SET PROBLEM
Write out the data again exactly, skipping every picture.

━━━━━ ENTRIES PROVIDED ━━━━━

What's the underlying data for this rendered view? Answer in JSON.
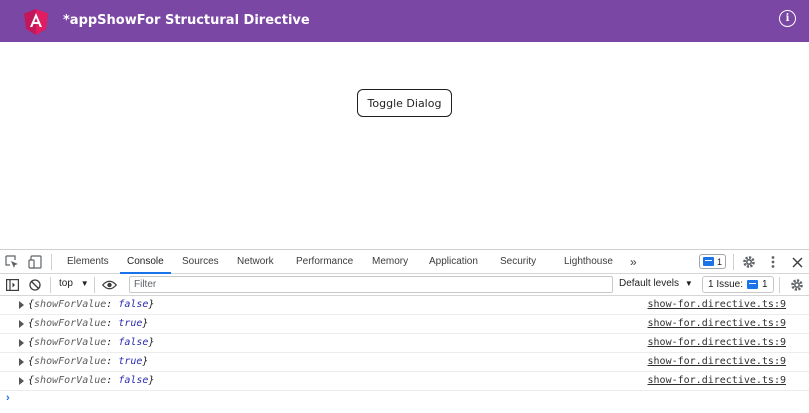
{
  "app": {
    "title": "*appShowFor Structural Directive",
    "info_glyph": "i",
    "header_color": "#7a47a5"
  },
  "main": {
    "toggle_label": "Toggle Dialog"
  },
  "devtools": {
    "tabs": [
      {
        "label": "Elements"
      },
      {
        "label": "Console"
      },
      {
        "label": "Sources"
      },
      {
        "label": "Network"
      },
      {
        "label": "Performance"
      },
      {
        "label": "Memory"
      },
      {
        "label": "Application"
      },
      {
        "label": "Security"
      },
      {
        "label": "Lighthouse"
      }
    ],
    "more_tabs_glyph": "»",
    "messages_badge_count": "1",
    "toolbar": {
      "context": "top",
      "filter_placeholder": "Filter",
      "levels": "Default levels",
      "issues_label": "1 Issue:",
      "issues_count": "1"
    },
    "logs": [
      {
        "key": "showForValue",
        "value": "false",
        "source": "show-for.directive.ts:9"
      },
      {
        "key": "showForValue",
        "value": "true",
        "source": "show-for.directive.ts:9"
      },
      {
        "key": "showForValue",
        "value": "false",
        "source": "show-for.directive.ts:9"
      },
      {
        "key": "showForValue",
        "value": "true",
        "source": "show-for.directive.ts:9"
      },
      {
        "key": "showForValue",
        "value": "false",
        "source": "show-for.directive.ts:9"
      }
    ],
    "prompt_glyph": "›"
  }
}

━━━━━

SOLUTION
What's the underlying data for this rendered view? Answer in JSON.
{
  "app": {
    "title": "*appShowFor Structural Directive",
    "info_glyph": "i",
    "header_color": "#7a47a5"
  },
  "main": {
    "toggle_label": "Toggle Dialog"
  },
  "devtools": {
    "tabs": [
      {
        "label": "Elements"
      },
      {
        "label": "Console"
      },
      {
        "label": "Sources"
      },
      {
        "label": "Network"
      },
      {
        "label": "Performance"
      },
      {
        "label": "Memory"
      },
      {
        "label": "Application"
      },
      {
        "label": "Security"
      },
      {
        "label": "Lighthouse"
      }
    ],
    "more_tabs_glyph": "»",
    "messages_badge_count": "1",
    "toolbar": {
      "context": "top",
      "filter_placeholder": "Filter",
      "levels": "Default levels",
      "issues_label": "1 Issue:",
      "issues_count": "1"
    },
    "logs": [
      {
        "key": "showForValue",
        "value": "false",
        "source": "show-for.directive.ts:9"
      },
      {
        "key": "showForValue",
        "value": "true",
        "source": "show-for.directive.ts:9"
      },
      {
        "key": "showForValue",
        "value": "false",
        "source": "show-for.directive.ts:9"
      },
      {
        "key": "showForValue",
        "value": "true",
        "source": "show-for.directive.ts:9"
      },
      {
        "key": "showForValue",
        "value": "false",
        "source": "show-for.directive.ts:9"
      }
    ],
    "prompt_glyph": "›"
  }
}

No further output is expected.